--- start Source material ---
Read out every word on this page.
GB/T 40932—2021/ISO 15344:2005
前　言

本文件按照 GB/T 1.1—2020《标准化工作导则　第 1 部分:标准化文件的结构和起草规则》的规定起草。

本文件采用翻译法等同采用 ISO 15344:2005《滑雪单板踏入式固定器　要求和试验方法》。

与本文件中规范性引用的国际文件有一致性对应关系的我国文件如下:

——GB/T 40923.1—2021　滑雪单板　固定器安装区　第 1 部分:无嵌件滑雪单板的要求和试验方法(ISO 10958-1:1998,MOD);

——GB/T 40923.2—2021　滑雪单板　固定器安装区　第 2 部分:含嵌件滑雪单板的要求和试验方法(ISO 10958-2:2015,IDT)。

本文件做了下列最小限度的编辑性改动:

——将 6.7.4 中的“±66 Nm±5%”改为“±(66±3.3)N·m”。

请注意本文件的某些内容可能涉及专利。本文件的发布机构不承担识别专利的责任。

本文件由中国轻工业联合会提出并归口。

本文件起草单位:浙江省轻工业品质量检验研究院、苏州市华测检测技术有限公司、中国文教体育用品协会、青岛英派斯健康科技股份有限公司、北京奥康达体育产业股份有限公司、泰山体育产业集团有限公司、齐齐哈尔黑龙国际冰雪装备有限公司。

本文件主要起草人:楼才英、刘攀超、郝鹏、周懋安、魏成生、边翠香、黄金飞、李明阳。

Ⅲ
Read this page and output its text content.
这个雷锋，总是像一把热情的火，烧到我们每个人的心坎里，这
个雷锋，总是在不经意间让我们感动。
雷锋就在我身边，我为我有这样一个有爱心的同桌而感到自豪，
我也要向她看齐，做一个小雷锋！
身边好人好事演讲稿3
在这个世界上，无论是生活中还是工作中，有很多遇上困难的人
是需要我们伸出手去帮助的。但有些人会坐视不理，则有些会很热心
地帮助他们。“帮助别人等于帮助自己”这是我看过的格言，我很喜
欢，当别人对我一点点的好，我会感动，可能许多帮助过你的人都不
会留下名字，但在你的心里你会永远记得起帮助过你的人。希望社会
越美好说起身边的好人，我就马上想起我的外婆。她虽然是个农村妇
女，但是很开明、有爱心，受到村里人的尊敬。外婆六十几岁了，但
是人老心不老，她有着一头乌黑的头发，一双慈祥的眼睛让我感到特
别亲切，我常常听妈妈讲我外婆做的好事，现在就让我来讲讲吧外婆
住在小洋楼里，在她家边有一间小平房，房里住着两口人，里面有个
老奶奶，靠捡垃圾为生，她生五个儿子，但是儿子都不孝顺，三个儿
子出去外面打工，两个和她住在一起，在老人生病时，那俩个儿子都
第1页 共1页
--- end Source material ---
Return the entries above exactly, each one complete.

→ **Answer for the task**
Read out every word on this page.
GB/T 40932—2021/ISO 15344:2005
前　言

本文件按照 GB/T 1.1—2020《标准化工作导则　第 1 部分:标准化文件的结构和起草规则》的规定起草。

本文件采用翻译法等同采用 ISO 15344:2005《滑雪单板踏入式固定器　要求和试验方法》。

与本文件中规范性引用的国际文件有一致性对应关系的我国文件如下:

——GB/T 40923.1—2021　滑雪单板　固定器安装区　第 1 部分:无嵌件滑雪单板的要求和试验方法(ISO 10958-1:1998,MOD);

——GB/T 40923.2—2021　滑雪单板　固定器安装区　第 2 部分:含嵌件滑雪单板的要求和试验方法(ISO 10958-2:2015,IDT)。

本文件做了下列最小限度的编辑性改动:

——将 6.7.4 中的“±66 Nm±5%”改为“±(66±3.3)N·m”。

请注意本文件的某些内容可能涉及专利。本文件的发布机构不承担识别专利的责任。

本文件由中国轻工业联合会提出并归口。

本文件起草单位:浙江省轻工业品质量检验研究院、苏州市华测检测技术有限公司、中国文教体育用品协会、青岛英派斯健康科技股份有限公司、北京奥康达体育产业股份有限公司、泰山体育产业集团有限公司、齐齐哈尔黑龙国际冰雪装备有限公司。

本文件主要起草人:楼才英、刘攀超、郝鹏、周懋安、魏成生、边翠香、黄金飞、李明阳。

Ⅲ
Read this page and output its text content.
这个雷锋，总是像一把热情的火，烧到我们每个人的心坎里，这
个雷锋，总是在不经意间让我们感动。
雷锋就在我身边，我为我有这样一个有爱心的同桌而感到自豪，
我也要向她看齐，做一个小雷锋！
身边好人好事演讲稿3
在这个世界上，无论是生活中还是工作中，有很多遇上困难的人
是需要我们伸出手去帮助的。但有些人会坐视不理，则有些会很热心
地帮助他们。“帮助别人等于帮助自己”这是我看过的格言，我很喜
欢，当别人对我一点点的好，我会感动，可能许多帮助过你的人都不
会留下名字，但在你的心里你会永远记得起帮助过你的人。希望社会
越美好说起身边的好人，我就马上想起我的外婆。她虽然是个农村妇
女，但是很开明、有爱心，受到村里人的尊敬。外婆六十几岁了，但
是人老心不老，她有着一头乌黑的头发，一双慈祥的眼睛让我感到特
别亲切，我常常听妈妈讲我外婆做的好事，现在就让我来讲讲吧外婆
住在小洋楼里，在她家边有一间小平房，房里住着两口人，里面有个
老奶奶，靠捡垃圾为生，她生五个儿子，但是儿子都不孝顺，三个儿
子出去外面打工，两个和她住在一起，在老人生病时，那俩个儿子都
第1页 共1页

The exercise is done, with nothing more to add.